**Record set**
================================

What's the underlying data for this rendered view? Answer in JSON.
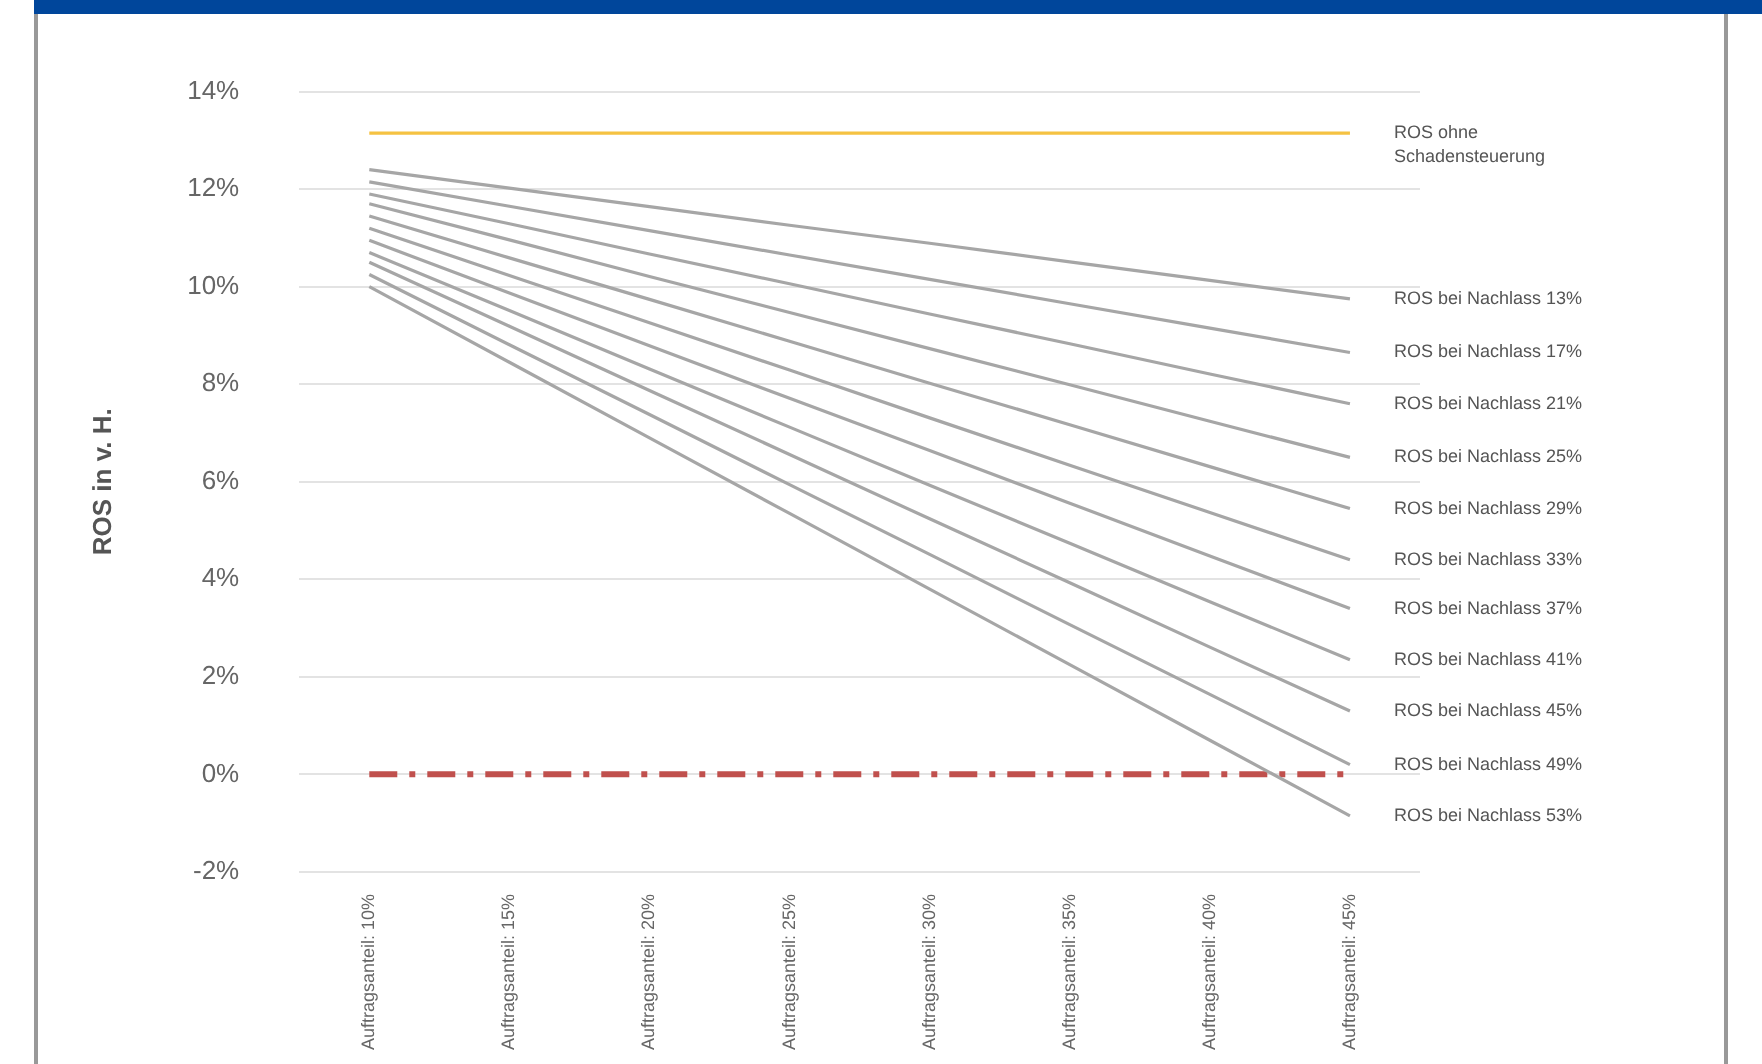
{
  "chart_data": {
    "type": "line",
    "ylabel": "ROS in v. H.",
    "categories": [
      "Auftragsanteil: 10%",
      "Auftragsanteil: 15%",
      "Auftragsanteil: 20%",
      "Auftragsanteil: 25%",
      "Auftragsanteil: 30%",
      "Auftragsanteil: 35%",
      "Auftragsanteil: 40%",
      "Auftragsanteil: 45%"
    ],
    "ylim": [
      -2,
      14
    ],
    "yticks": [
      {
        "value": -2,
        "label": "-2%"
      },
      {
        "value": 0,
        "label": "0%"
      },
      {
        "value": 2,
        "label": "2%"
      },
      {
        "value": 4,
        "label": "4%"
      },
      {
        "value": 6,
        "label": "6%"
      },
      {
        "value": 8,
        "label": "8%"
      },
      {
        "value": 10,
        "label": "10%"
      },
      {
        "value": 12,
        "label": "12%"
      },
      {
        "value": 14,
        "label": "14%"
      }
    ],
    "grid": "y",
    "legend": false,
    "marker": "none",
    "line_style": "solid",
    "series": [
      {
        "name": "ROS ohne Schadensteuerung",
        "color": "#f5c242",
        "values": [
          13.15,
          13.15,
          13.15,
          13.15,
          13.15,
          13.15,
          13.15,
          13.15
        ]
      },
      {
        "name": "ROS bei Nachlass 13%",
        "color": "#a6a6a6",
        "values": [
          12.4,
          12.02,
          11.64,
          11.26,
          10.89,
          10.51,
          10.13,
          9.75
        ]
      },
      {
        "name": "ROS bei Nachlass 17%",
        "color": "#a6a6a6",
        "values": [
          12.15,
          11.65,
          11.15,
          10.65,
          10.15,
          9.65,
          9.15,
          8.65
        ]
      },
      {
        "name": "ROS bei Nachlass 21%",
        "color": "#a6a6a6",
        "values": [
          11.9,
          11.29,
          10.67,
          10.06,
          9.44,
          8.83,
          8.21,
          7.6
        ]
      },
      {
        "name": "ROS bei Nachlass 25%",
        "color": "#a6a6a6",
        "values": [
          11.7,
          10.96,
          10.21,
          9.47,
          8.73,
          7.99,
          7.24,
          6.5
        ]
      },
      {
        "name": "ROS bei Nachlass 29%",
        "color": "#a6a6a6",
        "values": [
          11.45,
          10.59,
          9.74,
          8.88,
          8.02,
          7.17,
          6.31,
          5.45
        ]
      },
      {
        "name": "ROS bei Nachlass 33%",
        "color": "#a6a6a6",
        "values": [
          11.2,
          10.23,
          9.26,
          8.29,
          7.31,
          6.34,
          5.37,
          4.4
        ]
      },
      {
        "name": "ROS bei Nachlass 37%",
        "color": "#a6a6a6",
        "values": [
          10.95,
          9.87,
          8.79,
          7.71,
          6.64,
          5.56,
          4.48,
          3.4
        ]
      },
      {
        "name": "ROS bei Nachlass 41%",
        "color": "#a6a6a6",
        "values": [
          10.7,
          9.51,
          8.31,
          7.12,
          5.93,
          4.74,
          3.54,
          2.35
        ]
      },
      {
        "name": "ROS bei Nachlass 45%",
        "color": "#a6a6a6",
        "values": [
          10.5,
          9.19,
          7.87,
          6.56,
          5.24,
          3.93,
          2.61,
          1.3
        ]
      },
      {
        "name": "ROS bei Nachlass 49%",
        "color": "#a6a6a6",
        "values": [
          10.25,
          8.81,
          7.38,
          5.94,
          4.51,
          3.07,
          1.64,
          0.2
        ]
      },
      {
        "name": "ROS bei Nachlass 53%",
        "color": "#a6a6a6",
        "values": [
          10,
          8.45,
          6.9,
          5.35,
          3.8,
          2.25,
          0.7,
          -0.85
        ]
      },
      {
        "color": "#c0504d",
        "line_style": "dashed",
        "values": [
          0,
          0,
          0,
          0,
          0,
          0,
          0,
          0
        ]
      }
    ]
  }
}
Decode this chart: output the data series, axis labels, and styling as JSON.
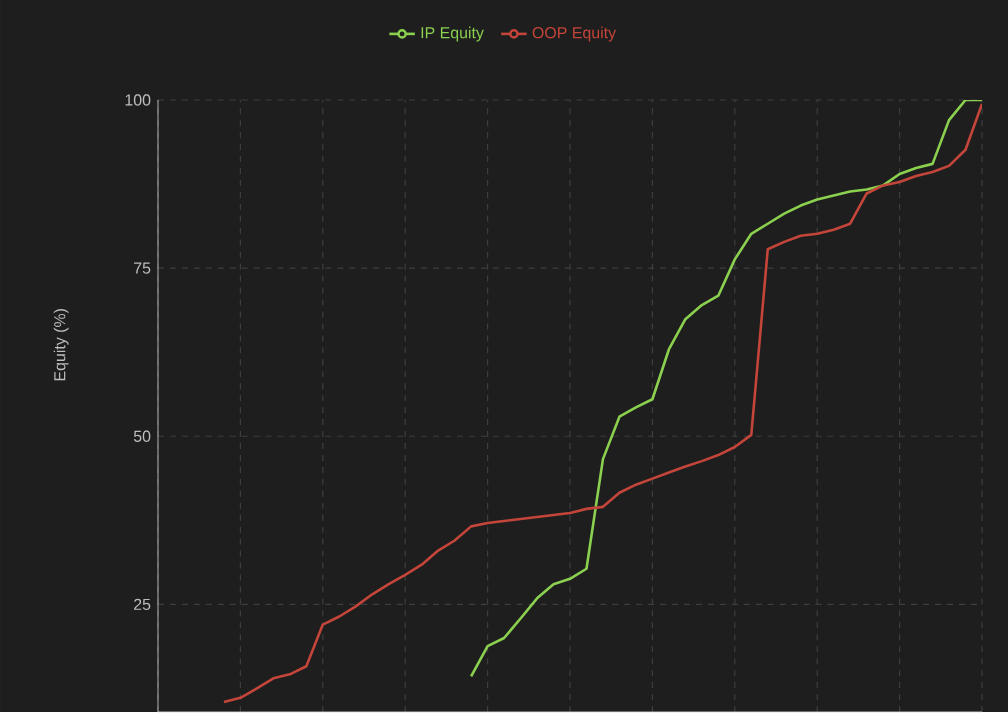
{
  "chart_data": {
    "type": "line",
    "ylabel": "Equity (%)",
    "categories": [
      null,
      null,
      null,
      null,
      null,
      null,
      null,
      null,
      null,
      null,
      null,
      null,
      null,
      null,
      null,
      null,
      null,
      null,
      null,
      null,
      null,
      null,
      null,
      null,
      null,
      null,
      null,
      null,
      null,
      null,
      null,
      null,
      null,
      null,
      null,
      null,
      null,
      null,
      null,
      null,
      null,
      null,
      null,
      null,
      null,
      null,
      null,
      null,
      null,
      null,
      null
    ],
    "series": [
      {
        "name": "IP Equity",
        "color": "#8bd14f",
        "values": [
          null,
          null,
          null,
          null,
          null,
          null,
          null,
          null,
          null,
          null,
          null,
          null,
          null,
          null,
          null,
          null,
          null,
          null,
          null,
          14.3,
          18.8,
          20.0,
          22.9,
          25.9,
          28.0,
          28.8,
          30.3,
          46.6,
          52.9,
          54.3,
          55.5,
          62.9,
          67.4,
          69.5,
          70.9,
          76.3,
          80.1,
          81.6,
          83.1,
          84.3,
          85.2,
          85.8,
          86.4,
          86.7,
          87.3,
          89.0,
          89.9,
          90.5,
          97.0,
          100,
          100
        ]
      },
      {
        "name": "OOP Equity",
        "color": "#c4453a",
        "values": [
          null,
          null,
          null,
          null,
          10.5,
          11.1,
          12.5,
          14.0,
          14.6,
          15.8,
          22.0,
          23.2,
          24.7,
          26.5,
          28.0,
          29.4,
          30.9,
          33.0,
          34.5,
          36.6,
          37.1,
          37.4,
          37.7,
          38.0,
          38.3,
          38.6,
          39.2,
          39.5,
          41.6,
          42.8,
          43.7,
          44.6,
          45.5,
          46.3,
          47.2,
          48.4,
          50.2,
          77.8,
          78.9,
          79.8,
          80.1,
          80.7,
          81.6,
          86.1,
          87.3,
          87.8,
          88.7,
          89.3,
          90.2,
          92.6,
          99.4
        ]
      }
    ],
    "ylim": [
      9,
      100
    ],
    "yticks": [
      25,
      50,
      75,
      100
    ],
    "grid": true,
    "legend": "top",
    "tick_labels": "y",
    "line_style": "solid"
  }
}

================================

**Directions for this task**
Omit the pictures and reproduce the listing exactly.

**Response**
What's the underlying data for this rendered view? Answer in JSON.
{
  "chart_data": {
    "type": "line",
    "ylabel": "ROS in v. H.",
    "categories": [
      "Auftragsanteil: 10%",
      "Auftragsanteil: 15%",
      "Auftragsanteil: 20%",
      "Auftragsanteil: 25%",
      "Auftragsanteil: 30%",
      "Auftragsanteil: 35%",
      "Auftragsanteil: 40%",
      "Auftragsanteil: 45%"
    ],
    "ylim": [
      -2,
      14
    ],
    "yticks": [
      {
        "value": -2,
        "label": "-2%"
      },
      {
        "value": 0,
        "label": "0%"
      },
      {
        "value": 2,
        "label": "2%"
      },
      {
        "value": 4,
        "label": "4%"
      },
      {
        "value": 6,
        "label": "6%"
      },
      {
        "value": 8,
        "label": "8%"
      },
      {
        "value": 10,
        "label": "10%"
      },
      {
        "value": 12,
        "label": "12%"
      },
      {
        "value": 14,
        "label": "14%"
      }
    ],
    "grid": "y",
    "legend": false,
    "marker": "none",
    "line_style": "solid",
    "series": [
      {
        "name": "ROS ohne Schadensteuerung",
        "color": "#f5c242",
        "values": [
          13.15,
          13.15,
          13.15,
          13.15,
          13.15,
          13.15,
          13.15,
          13.15
        ]
      },
      {
        "name": "ROS bei Nachlass 13%",
        "color": "#a6a6a6",
        "values": [
          12.4,
          12.02,
          11.64,
          11.26,
          10.89,
          10.51,
          10.13,
          9.75
        ]
      },
      {
        "name": "ROS bei Nachlass 17%",
        "color": "#a6a6a6",
        "values": [
          12.15,
          11.65,
          11.15,
          10.65,
          10.15,
          9.65,
          9.15,
          8.65
        ]
      },
      {
        "name": "ROS bei Nachlass 21%",
        "color": "#a6a6a6",
        "values": [
          11.9,
          11.29,
          10.67,
          10.06,
          9.44,
          8.83,
          8.21,
          7.6
        ]
      },
      {
        "name": "ROS bei Nachlass 25%",
        "color": "#a6a6a6",
        "values": [
          11.7,
          10.96,
          10.21,
          9.47,
          8.73,
          7.99,
          7.24,
          6.5
        ]
      },
      {
        "name": "ROS bei Nachlass 29%",
        "color": "#a6a6a6",
        "values": [
          11.45,
          10.59,
          9.74,
          8.88,
          8.02,
          7.17,
          6.31,
          5.45
        ]
      },
      {
        "name": "ROS bei Nachlass 33%",
        "color": "#a6a6a6",
        "values": [
          11.2,
          10.23,
          9.26,
          8.29,
          7.31,
          6.34,
          5.37,
          4.4
        ]
      },
      {
        "name": "ROS bei Nachlass 37%",
        "color": "#a6a6a6",
        "values": [
          10.95,
          9.87,
          8.79,
          7.71,
          6.64,
          5.56,
          4.48,
          3.4
        ]
      },
      {
        "name": "ROS bei Nachlass 41%",
        "color": "#a6a6a6",
        "values": [
          10.7,
          9.51,
          8.31,
          7.12,
          5.93,
          4.74,
          3.54,
          2.35
        ]
      },
      {
        "name": "ROS bei Nachlass 45%",
        "color": "#a6a6a6",
        "values": [
          10.5,
          9.19,
          7.87,
          6.56,
          5.24,
          3.93,
          2.61,
          1.3
        ]
      },
      {
        "name": "ROS bei Nachlass 49%",
        "color": "#a6a6a6",
        "values": [
          10.25,
          8.81,
          7.38,
          5.94,
          4.51,
          3.07,
          1.64,
          0.2
        ]
      },
      {
        "name": "ROS bei Nachlass 53%",
        "color": "#a6a6a6",
        "values": [
          10,
          8.45,
          6.9,
          5.35,
          3.8,
          2.25,
          0.7,
          -0.85
        ]
      },
      {
        "color": "#c0504d",
        "line_style": "dashed",
        "values": [
          0,
          0,
          0,
          0,
          0,
          0,
          0,
          0
        ]
      }
    ]
  }
}
Decode this chart: output the data series, axis labels, and styling as JSON.
{
  "chart_data": {
    "type": "line",
    "ylabel": "Equity (%)",
    "categories": [
      null,
      null,
      null,
      null,
      null,
      null,
      null,
      null,
      null,
      null,
      null,
      null,
      null,
      null,
      null,
      null,
      null,
      null,
      null,
      null,
      null,
      null,
      null,
      null,
      null,
      null,
      null,
      null,
      null,
      null,
      null,
      null,
      null,
      null,
      null,
      null,
      null,
      null,
      null,
      null,
      null,
      null,
      null,
      null,
      null,
      null,
      null,
      null,
      null,
      null,
      null
    ],
    "series": [
      {
        "name": "IP Equity",
        "color": "#8bd14f",
        "values": [
          null,
          null,
          null,
          null,
          null,
          null,
          null,
          null,
          null,
          null,
          null,
          null,
          null,
          null,
          null,
          null,
          null,
          null,
          null,
          14.3,
          18.8,
          20.0,
          22.9,
          25.9,
          28.0,
          28.8,
          30.3,
          46.6,
          52.9,
          54.3,
          55.5,
          62.9,
          67.4,
          69.5,
          70.9,
          76.3,
          80.1,
          81.6,
          83.1,
          84.3,
          85.2,
          85.8,
          86.4,
          86.7,
          87.3,
          89.0,
          89.9,
          90.5,
          97.0,
          100,
          100
        ]
      },
      {
        "name": "OOP Equity",
        "color": "#c4453a",
        "values": [
          null,
          null,
          null,
          null,
          10.5,
          11.1,
          12.5,
          14.0,
          14.6,
          15.8,
          22.0,
          23.2,
          24.7,
          26.5,
          28.0,
          29.4,
          30.9,
          33.0,
          34.5,
          36.6,
          37.1,
          37.4,
          37.7,
          38.0,
          38.3,
          38.6,
          39.2,
          39.5,
          41.6,
          42.8,
          43.7,
          44.6,
          45.5,
          46.3,
          47.2,
          48.4,
          50.2,
          77.8,
          78.9,
          79.8,
          80.1,
          80.7,
          81.6,
          86.1,
          87.3,
          87.8,
          88.7,
          89.3,
          90.2,
          92.6,
          99.4
        ]
      }
    ],
    "ylim": [
      9,
      100
    ],
    "yticks": [
      25,
      50,
      75,
      100
    ],
    "grid": true,
    "legend": "top",
    "tick_labels": "y",
    "line_style": "solid"
  }
}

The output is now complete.